Locate the line containing "Read all visible content and emit it as JSON." in the data below. Reproduce it and every following line up to the end, exactly as given.

--------------------------------------------------

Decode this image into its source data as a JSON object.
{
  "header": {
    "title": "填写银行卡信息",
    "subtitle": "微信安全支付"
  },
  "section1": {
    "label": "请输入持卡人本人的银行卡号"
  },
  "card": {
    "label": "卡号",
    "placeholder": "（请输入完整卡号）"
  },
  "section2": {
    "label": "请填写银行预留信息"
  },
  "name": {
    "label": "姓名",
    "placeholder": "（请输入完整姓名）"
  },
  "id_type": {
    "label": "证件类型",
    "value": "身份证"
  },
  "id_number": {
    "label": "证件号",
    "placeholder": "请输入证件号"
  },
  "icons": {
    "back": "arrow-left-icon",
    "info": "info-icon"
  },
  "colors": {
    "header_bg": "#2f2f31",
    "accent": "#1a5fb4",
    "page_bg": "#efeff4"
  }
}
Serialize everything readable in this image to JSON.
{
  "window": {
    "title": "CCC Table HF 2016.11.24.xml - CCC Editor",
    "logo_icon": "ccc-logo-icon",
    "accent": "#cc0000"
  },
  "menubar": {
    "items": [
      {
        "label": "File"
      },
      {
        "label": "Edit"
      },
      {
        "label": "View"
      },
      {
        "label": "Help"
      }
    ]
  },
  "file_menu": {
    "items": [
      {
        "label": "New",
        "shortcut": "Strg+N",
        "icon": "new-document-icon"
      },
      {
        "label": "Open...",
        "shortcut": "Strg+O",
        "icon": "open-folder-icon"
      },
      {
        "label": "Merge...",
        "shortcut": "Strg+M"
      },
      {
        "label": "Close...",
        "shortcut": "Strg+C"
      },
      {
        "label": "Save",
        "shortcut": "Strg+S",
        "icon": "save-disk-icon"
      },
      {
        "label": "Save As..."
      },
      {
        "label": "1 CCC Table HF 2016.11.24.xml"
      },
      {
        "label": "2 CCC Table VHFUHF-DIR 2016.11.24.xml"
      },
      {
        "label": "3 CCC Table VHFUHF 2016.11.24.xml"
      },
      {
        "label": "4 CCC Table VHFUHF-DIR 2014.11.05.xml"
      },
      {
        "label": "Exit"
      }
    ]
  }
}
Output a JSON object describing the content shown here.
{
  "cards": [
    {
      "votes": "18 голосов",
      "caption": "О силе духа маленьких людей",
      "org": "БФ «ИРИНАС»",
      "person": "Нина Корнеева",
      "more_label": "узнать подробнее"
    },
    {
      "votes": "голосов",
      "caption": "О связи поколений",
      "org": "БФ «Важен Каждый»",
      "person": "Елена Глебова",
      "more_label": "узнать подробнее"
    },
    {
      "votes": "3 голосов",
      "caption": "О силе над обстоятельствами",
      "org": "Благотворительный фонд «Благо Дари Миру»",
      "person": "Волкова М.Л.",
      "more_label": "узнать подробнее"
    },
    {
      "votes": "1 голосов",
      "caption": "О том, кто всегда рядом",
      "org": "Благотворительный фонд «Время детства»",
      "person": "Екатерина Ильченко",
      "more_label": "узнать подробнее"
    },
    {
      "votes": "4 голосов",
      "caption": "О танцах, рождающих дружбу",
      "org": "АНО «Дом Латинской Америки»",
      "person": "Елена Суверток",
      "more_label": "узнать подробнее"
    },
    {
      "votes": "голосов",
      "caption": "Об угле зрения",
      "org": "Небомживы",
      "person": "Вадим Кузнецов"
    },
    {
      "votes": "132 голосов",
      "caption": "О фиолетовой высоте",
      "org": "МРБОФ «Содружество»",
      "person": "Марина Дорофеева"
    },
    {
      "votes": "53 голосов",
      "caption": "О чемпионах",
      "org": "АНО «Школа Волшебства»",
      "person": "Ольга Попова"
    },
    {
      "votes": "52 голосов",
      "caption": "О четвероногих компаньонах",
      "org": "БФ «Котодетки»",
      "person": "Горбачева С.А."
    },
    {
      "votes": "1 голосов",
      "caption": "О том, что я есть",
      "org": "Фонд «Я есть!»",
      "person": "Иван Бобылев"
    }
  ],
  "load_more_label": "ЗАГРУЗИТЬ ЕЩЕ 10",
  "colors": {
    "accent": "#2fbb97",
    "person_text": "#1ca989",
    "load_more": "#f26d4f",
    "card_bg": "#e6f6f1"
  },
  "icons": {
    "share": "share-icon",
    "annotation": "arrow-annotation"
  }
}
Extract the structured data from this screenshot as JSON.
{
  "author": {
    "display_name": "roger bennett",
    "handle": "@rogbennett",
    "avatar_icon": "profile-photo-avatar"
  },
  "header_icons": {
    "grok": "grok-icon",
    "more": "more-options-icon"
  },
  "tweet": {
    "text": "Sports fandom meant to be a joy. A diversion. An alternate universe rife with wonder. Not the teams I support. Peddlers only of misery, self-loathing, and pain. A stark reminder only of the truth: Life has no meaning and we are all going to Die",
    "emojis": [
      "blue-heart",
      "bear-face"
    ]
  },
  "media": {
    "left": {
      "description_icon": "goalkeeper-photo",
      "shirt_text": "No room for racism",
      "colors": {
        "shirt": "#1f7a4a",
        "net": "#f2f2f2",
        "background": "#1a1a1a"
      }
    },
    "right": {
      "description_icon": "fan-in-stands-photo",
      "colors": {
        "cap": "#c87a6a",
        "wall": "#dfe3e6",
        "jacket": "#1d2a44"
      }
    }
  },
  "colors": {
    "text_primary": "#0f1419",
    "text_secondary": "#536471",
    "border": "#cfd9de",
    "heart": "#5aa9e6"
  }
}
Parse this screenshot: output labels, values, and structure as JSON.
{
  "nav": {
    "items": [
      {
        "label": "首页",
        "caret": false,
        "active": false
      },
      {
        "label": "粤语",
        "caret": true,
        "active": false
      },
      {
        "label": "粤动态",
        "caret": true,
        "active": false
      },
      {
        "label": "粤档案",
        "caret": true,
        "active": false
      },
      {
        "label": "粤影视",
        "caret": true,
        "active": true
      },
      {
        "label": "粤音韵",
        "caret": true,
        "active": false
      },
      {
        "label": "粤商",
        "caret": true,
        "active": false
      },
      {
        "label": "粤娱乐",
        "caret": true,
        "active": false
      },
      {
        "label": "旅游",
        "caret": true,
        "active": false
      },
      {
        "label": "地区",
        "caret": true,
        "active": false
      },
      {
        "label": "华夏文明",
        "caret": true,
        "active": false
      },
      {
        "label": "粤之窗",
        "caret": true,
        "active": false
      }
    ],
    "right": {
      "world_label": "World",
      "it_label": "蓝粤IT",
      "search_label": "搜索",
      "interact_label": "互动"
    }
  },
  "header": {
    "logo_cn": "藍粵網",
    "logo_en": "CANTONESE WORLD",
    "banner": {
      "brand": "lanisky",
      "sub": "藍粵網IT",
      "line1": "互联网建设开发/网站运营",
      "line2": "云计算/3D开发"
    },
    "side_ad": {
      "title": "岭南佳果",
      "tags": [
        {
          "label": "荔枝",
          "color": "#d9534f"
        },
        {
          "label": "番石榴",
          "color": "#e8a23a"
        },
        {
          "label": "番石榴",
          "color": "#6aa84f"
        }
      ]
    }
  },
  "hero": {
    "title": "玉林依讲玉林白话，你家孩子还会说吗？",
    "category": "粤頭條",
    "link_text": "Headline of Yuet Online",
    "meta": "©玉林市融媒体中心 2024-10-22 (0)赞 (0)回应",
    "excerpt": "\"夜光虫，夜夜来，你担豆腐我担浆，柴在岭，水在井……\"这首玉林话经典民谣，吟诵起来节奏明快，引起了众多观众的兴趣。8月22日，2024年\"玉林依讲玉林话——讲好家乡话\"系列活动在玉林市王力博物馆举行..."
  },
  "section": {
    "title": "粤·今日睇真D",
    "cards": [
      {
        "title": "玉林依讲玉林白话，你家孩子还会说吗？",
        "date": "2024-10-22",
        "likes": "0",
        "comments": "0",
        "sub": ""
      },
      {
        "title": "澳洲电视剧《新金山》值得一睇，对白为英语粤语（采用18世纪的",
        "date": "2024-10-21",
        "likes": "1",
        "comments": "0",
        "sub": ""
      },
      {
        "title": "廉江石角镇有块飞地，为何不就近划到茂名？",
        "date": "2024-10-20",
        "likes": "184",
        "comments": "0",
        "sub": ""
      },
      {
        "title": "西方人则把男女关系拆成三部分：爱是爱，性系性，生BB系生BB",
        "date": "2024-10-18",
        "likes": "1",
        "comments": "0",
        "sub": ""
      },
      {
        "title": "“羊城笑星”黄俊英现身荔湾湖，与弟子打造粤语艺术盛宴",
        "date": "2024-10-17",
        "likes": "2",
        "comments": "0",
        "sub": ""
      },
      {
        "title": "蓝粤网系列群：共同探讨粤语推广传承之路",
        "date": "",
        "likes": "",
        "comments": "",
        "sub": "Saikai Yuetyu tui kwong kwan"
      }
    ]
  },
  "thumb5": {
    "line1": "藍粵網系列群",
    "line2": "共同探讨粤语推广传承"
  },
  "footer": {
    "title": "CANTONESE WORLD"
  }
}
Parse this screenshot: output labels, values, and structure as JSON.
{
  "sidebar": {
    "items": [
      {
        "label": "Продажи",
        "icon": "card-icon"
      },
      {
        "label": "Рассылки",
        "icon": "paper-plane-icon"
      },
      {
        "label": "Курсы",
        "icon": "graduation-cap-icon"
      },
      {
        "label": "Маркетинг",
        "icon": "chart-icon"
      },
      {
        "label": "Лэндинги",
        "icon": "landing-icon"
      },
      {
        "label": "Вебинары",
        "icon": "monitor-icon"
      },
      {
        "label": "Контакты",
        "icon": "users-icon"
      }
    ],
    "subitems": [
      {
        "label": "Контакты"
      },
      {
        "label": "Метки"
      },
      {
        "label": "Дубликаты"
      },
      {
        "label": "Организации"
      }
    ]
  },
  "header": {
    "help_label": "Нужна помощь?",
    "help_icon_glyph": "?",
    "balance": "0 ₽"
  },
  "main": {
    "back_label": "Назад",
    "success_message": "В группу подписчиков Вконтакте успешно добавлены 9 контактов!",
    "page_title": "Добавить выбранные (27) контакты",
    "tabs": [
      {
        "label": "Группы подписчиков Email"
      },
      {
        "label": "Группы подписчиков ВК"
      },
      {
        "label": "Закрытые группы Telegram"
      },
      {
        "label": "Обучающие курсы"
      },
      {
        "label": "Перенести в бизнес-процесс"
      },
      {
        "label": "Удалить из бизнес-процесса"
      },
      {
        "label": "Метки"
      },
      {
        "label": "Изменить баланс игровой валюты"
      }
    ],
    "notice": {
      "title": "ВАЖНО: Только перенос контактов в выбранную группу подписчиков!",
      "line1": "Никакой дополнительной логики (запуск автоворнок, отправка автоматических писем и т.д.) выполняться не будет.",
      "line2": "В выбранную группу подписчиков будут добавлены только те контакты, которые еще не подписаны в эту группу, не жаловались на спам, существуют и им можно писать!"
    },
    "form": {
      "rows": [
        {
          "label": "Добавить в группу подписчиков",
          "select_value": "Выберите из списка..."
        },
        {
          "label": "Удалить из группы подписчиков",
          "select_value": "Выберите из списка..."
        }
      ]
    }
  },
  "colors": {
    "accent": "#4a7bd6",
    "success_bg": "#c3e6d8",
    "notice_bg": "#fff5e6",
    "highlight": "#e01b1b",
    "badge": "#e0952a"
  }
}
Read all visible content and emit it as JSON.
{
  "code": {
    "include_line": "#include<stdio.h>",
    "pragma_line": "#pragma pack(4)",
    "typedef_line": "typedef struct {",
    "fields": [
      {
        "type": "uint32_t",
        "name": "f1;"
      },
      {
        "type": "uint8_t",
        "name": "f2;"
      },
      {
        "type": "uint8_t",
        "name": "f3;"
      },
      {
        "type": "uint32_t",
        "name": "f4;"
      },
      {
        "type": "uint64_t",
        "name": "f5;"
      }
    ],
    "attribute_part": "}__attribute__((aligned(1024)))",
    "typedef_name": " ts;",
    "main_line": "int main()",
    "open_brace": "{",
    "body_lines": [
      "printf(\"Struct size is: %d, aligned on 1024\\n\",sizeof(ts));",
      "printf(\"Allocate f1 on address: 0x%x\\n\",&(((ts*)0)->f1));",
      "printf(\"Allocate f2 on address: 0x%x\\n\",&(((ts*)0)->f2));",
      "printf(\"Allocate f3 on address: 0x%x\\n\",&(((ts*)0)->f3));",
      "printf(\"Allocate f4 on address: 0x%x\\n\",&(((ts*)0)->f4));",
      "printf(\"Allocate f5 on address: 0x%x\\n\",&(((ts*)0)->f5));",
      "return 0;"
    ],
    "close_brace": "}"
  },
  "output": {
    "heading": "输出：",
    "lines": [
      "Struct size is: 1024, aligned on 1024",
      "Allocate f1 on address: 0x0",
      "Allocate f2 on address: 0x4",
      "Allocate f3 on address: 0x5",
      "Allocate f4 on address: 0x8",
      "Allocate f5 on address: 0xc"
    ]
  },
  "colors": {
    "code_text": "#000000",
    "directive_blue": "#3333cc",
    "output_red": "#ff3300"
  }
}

--------------------------------------------------

* [ANSWER TO THE TASK]
Read all visible content and emit it as JSON.
{
  "code": {
    "include_line": "#include<stdio.h>",
    "pragma_line": "#pragma pack(4)",
    "typedef_line": "typedef struct {",
    "fields": [
      {
        "type": "uint32_t",
        "name": "f1;"
      },
      {
        "type": "uint8_t",
        "name": "f2;"
      },
      {
        "type": "uint8_t",
        "name": "f3;"
      },
      {
        "type": "uint32_t",
        "name": "f4;"
      },
      {
        "type": "uint64_t",
        "name": "f5;"
      }
    ],
    "attribute_part": "}__attribute__((aligned(1024)))",
    "typedef_name": " ts;",
    "main_line": "int main()",
    "open_brace": "{",
    "body_lines": [
      "printf(\"Struct size is: %d, aligned on 1024\\n\",sizeof(ts));",
      "printf(\"Allocate f1 on address: 0x%x\\n\",&(((ts*)0)->f1));",
      "printf(\"Allocate f2 on address: 0x%x\\n\",&(((ts*)0)->f2));",
      "printf(\"Allocate f3 on address: 0x%x\\n\",&(((ts*)0)->f3));",
      "printf(\"Allocate f4 on address: 0x%x\\n\",&(((ts*)0)->f4));",
      "printf(\"Allocate f5 on address: 0x%x\\n\",&(((ts*)0)->f5));",
      "return 0;"
    ],
    "close_brace": "}"
  },
  "output": {
    "heading": "输出：",
    "lines": [
      "Struct size is: 1024, aligned on 1024",
      "Allocate f1 on address: 0x0",
      "Allocate f2 on address: 0x4",
      "Allocate f3 on address: 0x5",
      "Allocate f4 on address: 0x8",
      "Allocate f5 on address: 0xc"
    ]
  },
  "colors": {
    "code_text": "#000000",
    "directive_blue": "#3333cc",
    "output_red": "#ff3300"
  }
}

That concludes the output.